### Extracted data

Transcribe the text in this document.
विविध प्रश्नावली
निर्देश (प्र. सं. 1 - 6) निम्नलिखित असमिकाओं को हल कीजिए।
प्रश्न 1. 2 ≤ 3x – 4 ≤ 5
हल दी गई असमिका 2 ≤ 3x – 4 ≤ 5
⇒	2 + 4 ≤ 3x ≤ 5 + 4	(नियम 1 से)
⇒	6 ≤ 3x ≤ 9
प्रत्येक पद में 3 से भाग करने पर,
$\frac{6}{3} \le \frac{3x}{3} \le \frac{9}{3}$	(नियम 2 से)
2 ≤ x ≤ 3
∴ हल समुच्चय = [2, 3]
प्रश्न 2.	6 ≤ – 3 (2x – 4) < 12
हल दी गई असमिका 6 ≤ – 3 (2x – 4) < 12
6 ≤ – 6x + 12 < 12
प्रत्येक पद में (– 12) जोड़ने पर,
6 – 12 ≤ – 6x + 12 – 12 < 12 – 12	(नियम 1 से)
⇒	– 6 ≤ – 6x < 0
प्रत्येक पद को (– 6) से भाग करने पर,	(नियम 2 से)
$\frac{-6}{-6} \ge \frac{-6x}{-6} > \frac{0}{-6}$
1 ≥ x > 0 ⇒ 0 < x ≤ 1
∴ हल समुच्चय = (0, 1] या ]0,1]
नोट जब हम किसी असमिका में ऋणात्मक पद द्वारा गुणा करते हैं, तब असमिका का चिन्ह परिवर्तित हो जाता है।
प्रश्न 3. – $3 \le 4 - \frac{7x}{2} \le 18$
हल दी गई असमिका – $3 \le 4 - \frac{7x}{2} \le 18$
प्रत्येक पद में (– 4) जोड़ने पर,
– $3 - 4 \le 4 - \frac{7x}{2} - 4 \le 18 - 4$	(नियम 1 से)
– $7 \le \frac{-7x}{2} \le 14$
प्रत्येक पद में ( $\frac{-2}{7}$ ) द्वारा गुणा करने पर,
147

### Task details
All of the material above needs to be retyped word for word.

### Response to this exercise
Transcribe the text in this document.
विविध प्रश्नावली
निर्देश (प्र. सं. 1 - 6) निम्नलिखित असमिकाओं को हल कीजिए।
प्रश्न 1. 2 ≤ 3x – 4 ≤ 5
हल दी गई असमिका 2 ≤ 3x – 4 ≤ 5
⇒	2 + 4 ≤ 3x ≤ 5 + 4	(नियम 1 से)
⇒	6 ≤ 3x ≤ 9
प्रत्येक पद में 3 से भाग करने पर,
$\frac{6}{3} \le \frac{3x}{3} \le \frac{9}{3}$	(नियम 2 से)
2 ≤ x ≤ 3
∴ हल समुच्चय = [2, 3]
प्रश्न 2.	6 ≤ – 3 (2x – 4) < 12
हल दी गई असमिका 6 ≤ – 3 (2x – 4) < 12
6 ≤ – 6x + 12 < 12
प्रत्येक पद में (– 12) जोड़ने पर,
6 – 12 ≤ – 6x + 12 – 12 < 12 – 12	(नियम 1 से)
⇒	– 6 ≤ – 6x < 0
प्रत्येक पद को (– 6) से भाग करने पर,	(नियम 2 से)
$\frac{-6}{-6} \ge \frac{-6x}{-6} > \frac{0}{-6}$
1 ≥ x > 0 ⇒ 0 < x ≤ 1
∴ हल समुच्चय = (0, 1] या ]0,1]
नोट जब हम किसी असमिका में ऋणात्मक पद द्वारा गुणा करते हैं, तब असमिका का चिन्ह परिवर्तित हो जाता है।
प्रश्न 3. – $3 \le 4 - \frac{7x}{2} \le 18$
हल दी गई असमिका – $3 \le 4 - \frac{7x}{2} \le 18$
प्रत्येक पद में (– 4) जोड़ने पर,
– $3 - 4 \le 4 - \frac{7x}{2} - 4 \le 18 - 4$	(नियम 1 से)
– $7 \le \frac{-7x}{2} \le 14$
प्रत्येक पद में ( $\frac{-2}{7}$ ) द्वारा गुणा करने पर,
147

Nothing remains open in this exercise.